§ SHORT EXERCISE: Show each line of the data below that has the string "title" in it.

§ ITEMS:
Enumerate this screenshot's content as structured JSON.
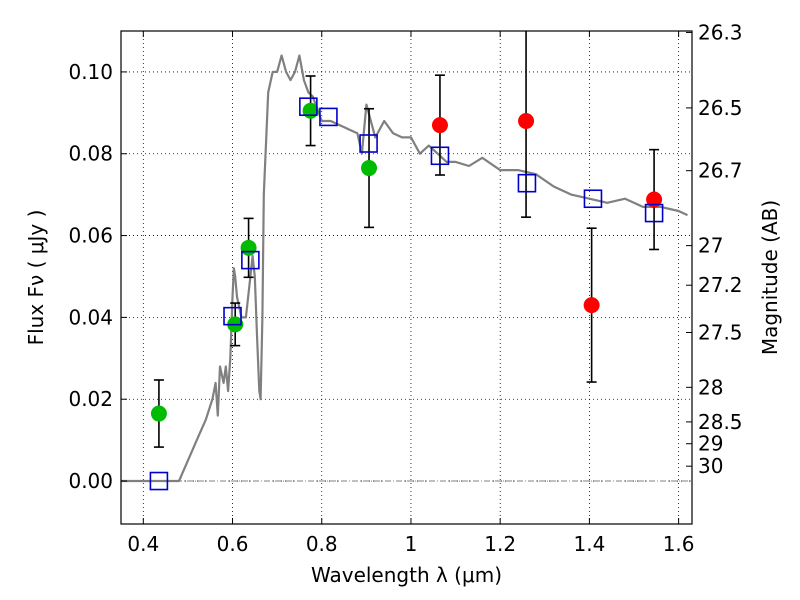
{
  "chart_data": {
    "type": "scatter",
    "xlabel": "Wavelength  λ (μm)",
    "ylabel": "Flux  Fν  ( μJy )",
    "ylabel_right": "Magnitude (AB)",
    "xlim": [
      0.35,
      1.63
    ],
    "ylim": [
      -0.0105,
      0.11
    ],
    "grid": true,
    "colors": {
      "line": "#808080",
      "green": "#00bb00",
      "red": "#ff0000",
      "square": "#0000cc",
      "errbar": "#000000",
      "zero": "#808080"
    },
    "x_ticks": [
      {
        "v": 0.4,
        "label": "0.4"
      },
      {
        "v": 0.6,
        "label": "0.6"
      },
      {
        "v": 0.8,
        "label": "0.8"
      },
      {
        "v": 1.0,
        "label": "1"
      },
      {
        "v": 1.2,
        "label": "1.2"
      },
      {
        "v": 1.4,
        "label": "1.4"
      },
      {
        "v": 1.6,
        "label": "1.6"
      }
    ],
    "y_ticks": [
      {
        "v": 0.0,
        "label": "0.00"
      },
      {
        "v": 0.02,
        "label": "0.02"
      },
      {
        "v": 0.04,
        "label": "0.04"
      },
      {
        "v": 0.06,
        "label": "0.06"
      },
      {
        "v": 0.08,
        "label": "0.08"
      },
      {
        "v": 0.1,
        "label": "0.10"
      }
    ],
    "mag_ticks": [
      {
        "mag": 26.3,
        "label": "26.3"
      },
      {
        "mag": 26.5,
        "label": "26.5"
      },
      {
        "mag": 26.7,
        "label": "26.7"
      },
      {
        "mag": 27.0,
        "label": "27"
      },
      {
        "mag": 27.2,
        "label": "27.2"
      },
      {
        "mag": 27.5,
        "label": "27.5"
      },
      {
        "mag": 28.0,
        "label": "28"
      },
      {
        "mag": 28.5,
        "label": "28.5"
      },
      {
        "mag": 29.0,
        "label": "29"
      },
      {
        "mag": 30.0,
        "label": "30"
      }
    ],
    "model_sed": {
      "name": "",
      "x": [
        0.35,
        0.48,
        0.5,
        0.52,
        0.54,
        0.555,
        0.562,
        0.567,
        0.572,
        0.58,
        0.585,
        0.59,
        0.595,
        0.6,
        0.603,
        0.606,
        0.61,
        0.62,
        0.63,
        0.64,
        0.645,
        0.65,
        0.655,
        0.66,
        0.663,
        0.667,
        0.67,
        0.68,
        0.69,
        0.7,
        0.71,
        0.72,
        0.73,
        0.74,
        0.75,
        0.76,
        0.77,
        0.78,
        0.8,
        0.82,
        0.84,
        0.86,
        0.88,
        0.89,
        0.9,
        0.92,
        0.94,
        0.96,
        0.98,
        1.0,
        1.02,
        1.04,
        1.06,
        1.08,
        1.1,
        1.13,
        1.16,
        1.2,
        1.24,
        1.28,
        1.32,
        1.36,
        1.4,
        1.44,
        1.48,
        1.52,
        1.56,
        1.6,
        1.62
      ],
      "y": [
        0.0,
        0.0,
        0.005,
        0.01,
        0.015,
        0.02,
        0.024,
        0.016,
        0.028,
        0.024,
        0.028,
        0.022,
        0.03,
        0.045,
        0.052,
        0.05,
        0.045,
        0.04,
        0.04,
        0.05,
        0.055,
        0.05,
        0.035,
        0.022,
        0.02,
        0.04,
        0.07,
        0.095,
        0.1,
        0.1,
        0.104,
        0.1,
        0.098,
        0.1,
        0.104,
        0.098,
        0.095,
        0.094,
        0.088,
        0.088,
        0.087,
        0.086,
        0.085,
        0.08,
        0.092,
        0.084,
        0.088,
        0.085,
        0.084,
        0.084,
        0.08,
        0.082,
        0.08,
        0.078,
        0.078,
        0.077,
        0.079,
        0.076,
        0.076,
        0.075,
        0.072,
        0.07,
        0.069,
        0.068,
        0.069,
        0.067,
        0.067,
        0.066,
        0.065
      ]
    },
    "green_points": [
      {
        "x": 0.435,
        "y": 0.0165,
        "err": 0.0082
      },
      {
        "x": 0.606,
        "y": 0.0383,
        "err": 0.0052
      },
      {
        "x": 0.636,
        "y": 0.057,
        "err": 0.0072
      },
      {
        "x": 0.775,
        "y": 0.0905,
        "err": 0.0085
      },
      {
        "x": 0.906,
        "y": 0.0765,
        "err": 0.0145
      }
    ],
    "red_points": [
      {
        "x": 1.065,
        "y": 0.087,
        "err": 0.0122
      },
      {
        "x": 1.258,
        "y": 0.088,
        "err": 0.0235
      },
      {
        "x": 1.405,
        "y": 0.043,
        "err": 0.0188
      },
      {
        "x": 1.545,
        "y": 0.0688,
        "err": 0.0122
      }
    ],
    "model_points": [
      {
        "x": 0.435,
        "y": 0.0
      },
      {
        "x": 0.6,
        "y": 0.0403
      },
      {
        "x": 0.64,
        "y": 0.054
      },
      {
        "x": 0.77,
        "y": 0.0915
      },
      {
        "x": 0.815,
        "y": 0.089
      },
      {
        "x": 0.905,
        "y": 0.0825
      },
      {
        "x": 1.065,
        "y": 0.0795
      },
      {
        "x": 1.26,
        "y": 0.0728
      },
      {
        "x": 1.408,
        "y": 0.069
      },
      {
        "x": 1.545,
        "y": 0.0655
      }
    ]
  }
}
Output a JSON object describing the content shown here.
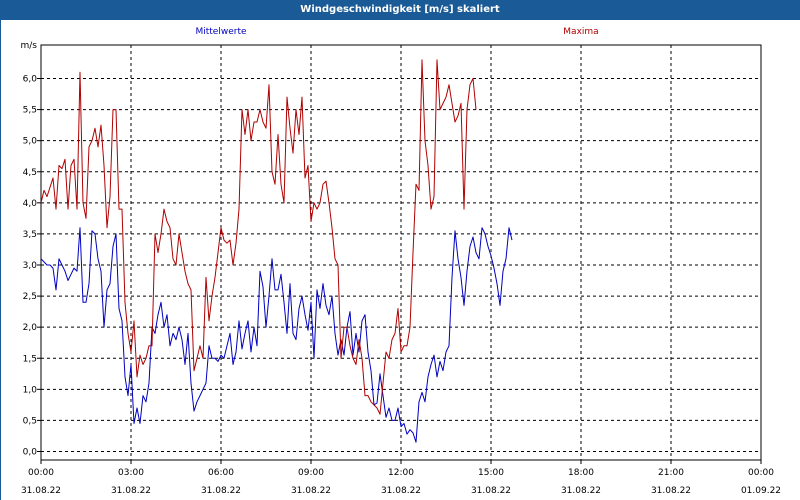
{
  "window": {
    "title": "Windgeschwindigkeit [m/s] skaliert"
  },
  "chart_data": {
    "type": "line",
    "title": "Windgeschwindigkeit [m/s] skaliert",
    "ylabel": "m/s",
    "ylim": [
      -0.1,
      6.6
    ],
    "yticks": [
      "0,0",
      "0,5",
      "1,0",
      "1,5",
      "2,0",
      "2,5",
      "3,0",
      "3,5",
      "4,0",
      "4,5",
      "5,0",
      "5,5",
      "6,0"
    ],
    "ytick_values": [
      0,
      0.5,
      1,
      1.5,
      2,
      2.5,
      3,
      3.5,
      4,
      4.5,
      5,
      5.5,
      6
    ],
    "xlim_hours": [
      0,
      24
    ],
    "xticks": [
      {
        "h": 0,
        "time": "00:00",
        "date": "31.08.22"
      },
      {
        "h": 3,
        "time": "03:00",
        "date": "31.08.22"
      },
      {
        "h": 6,
        "time": "06:00",
        "date": "31.08.22"
      },
      {
        "h": 9,
        "time": "09:00",
        "date": "31.08.22"
      },
      {
        "h": 12,
        "time": "12:00",
        "date": "31.08.22"
      },
      {
        "h": 15,
        "time": "15:00",
        "date": "31.08.22"
      },
      {
        "h": 18,
        "time": "18:00",
        "date": "31.08.22"
      },
      {
        "h": 21,
        "time": "21:00",
        "date": "31.08.22"
      },
      {
        "h": 24,
        "time": "00:00",
        "date": "01.09.22"
      }
    ],
    "grid": true,
    "x_step_hours": 0.1,
    "series": [
      {
        "name": "Mittelwerte",
        "color": "#0000c0",
        "values": [
          3.1,
          3.05,
          3.0,
          3.0,
          2.95,
          2.6,
          3.1,
          3.0,
          2.9,
          2.75,
          2.85,
          2.95,
          2.9,
          3.6,
          2.4,
          2.4,
          2.7,
          3.55,
          3.5,
          3.1,
          2.9,
          2.0,
          2.6,
          2.7,
          3.3,
          3.5,
          2.3,
          2.1,
          1.2,
          0.9,
          1.4,
          0.45,
          0.7,
          0.45,
          0.9,
          0.8,
          1.1,
          2.0,
          1.9,
          2.2,
          2.4,
          2.0,
          2.2,
          1.7,
          1.9,
          1.8,
          2.0,
          1.8,
          1.4,
          1.9,
          1.1,
          0.65,
          0.8,
          0.9,
          1.0,
          1.1,
          1.7,
          1.5,
          1.5,
          1.45,
          1.55,
          1.5,
          1.7,
          1.9,
          1.4,
          1.6,
          2.1,
          1.65,
          1.9,
          2.1,
          1.6,
          2.0,
          1.7,
          2.9,
          2.65,
          2.0,
          2.5,
          3.1,
          2.6,
          2.6,
          2.85,
          2.4,
          1.9,
          2.7,
          1.9,
          1.8,
          2.3,
          2.5,
          2.2,
          1.95,
          2.4,
          1.5,
          2.6,
          2.3,
          2.7,
          2.35,
          2.2,
          2.5,
          1.9,
          1.55,
          1.8,
          1.55,
          2.0,
          2.25,
          1.55,
          1.9,
          1.6,
          2.1,
          2.2,
          1.6,
          1.3,
          0.75,
          0.78,
          1.25,
          0.9,
          0.55,
          0.7,
          0.5,
          0.5,
          0.7,
          0.4,
          0.45,
          0.28,
          0.35,
          0.3,
          0.15,
          0.8,
          0.95,
          0.8,
          1.2,
          1.4,
          1.55,
          1.2,
          1.45,
          1.3,
          1.6,
          1.7,
          2.8,
          3.55,
          3.1,
          2.8,
          2.35,
          2.9,
          3.3,
          3.45,
          3.2,
          3.1,
          3.6,
          3.5,
          3.3,
          3.15,
          2.95,
          2.7,
          2.35,
          2.9,
          3.1,
          3.6,
          3.4
        ]
      },
      {
        "name": "Maxima",
        "color": "#b00000",
        "values": [
          4.0,
          4.2,
          4.1,
          4.25,
          4.4,
          3.9,
          4.6,
          4.55,
          4.7,
          3.9,
          4.6,
          4.7,
          3.9,
          6.1,
          4.0,
          3.75,
          4.9,
          5.0,
          5.2,
          4.9,
          5.25,
          4.6,
          3.6,
          4.1,
          5.5,
          5.5,
          3.9,
          3.9,
          2.4,
          1.9,
          1.6,
          2.1,
          1.2,
          1.55,
          1.4,
          1.5,
          1.7,
          1.7,
          3.5,
          3.2,
          3.5,
          3.9,
          3.7,
          3.6,
          3.1,
          3.0,
          3.5,
          3.2,
          2.9,
          2.7,
          2.6,
          1.3,
          1.5,
          1.7,
          1.5,
          2.8,
          2.1,
          2.5,
          2.8,
          3.2,
          3.6,
          3.4,
          3.35,
          3.4,
          3.0,
          3.35,
          3.9,
          5.5,
          5.1,
          5.5,
          5.0,
          5.3,
          5.3,
          5.5,
          5.3,
          5.2,
          5.9,
          4.5,
          4.3,
          5.1,
          4.3,
          4.0,
          5.7,
          5.2,
          4.8,
          5.5,
          5.1,
          5.7,
          4.4,
          4.6,
          3.7,
          4.0,
          3.9,
          4.0,
          4.3,
          4.35,
          4.0,
          3.6,
          3.1,
          3.0,
          1.5,
          2.0,
          2.0,
          1.7,
          1.5,
          1.4,
          1.8,
          1.5,
          0.9,
          0.9,
          0.8,
          0.75,
          0.7,
          0.6,
          1.1,
          1.6,
          1.5,
          1.8,
          1.9,
          2.3,
          1.6,
          1.7,
          1.7,
          2.0,
          3.2,
          4.3,
          4.2,
          6.3,
          5.0,
          4.6,
          3.9,
          4.1,
          6.3,
          5.5,
          5.6,
          5.7,
          5.9,
          5.6,
          5.3,
          5.4,
          5.6,
          3.9,
          5.5,
          5.9,
          6.0,
          5.5
        ]
      }
    ]
  }
}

§ THE REPLY:
    "title": "Windgeschwindigkeit [m/s] skaliert"
    "title": "Windgeschwindigkeit [m/s] skaliert",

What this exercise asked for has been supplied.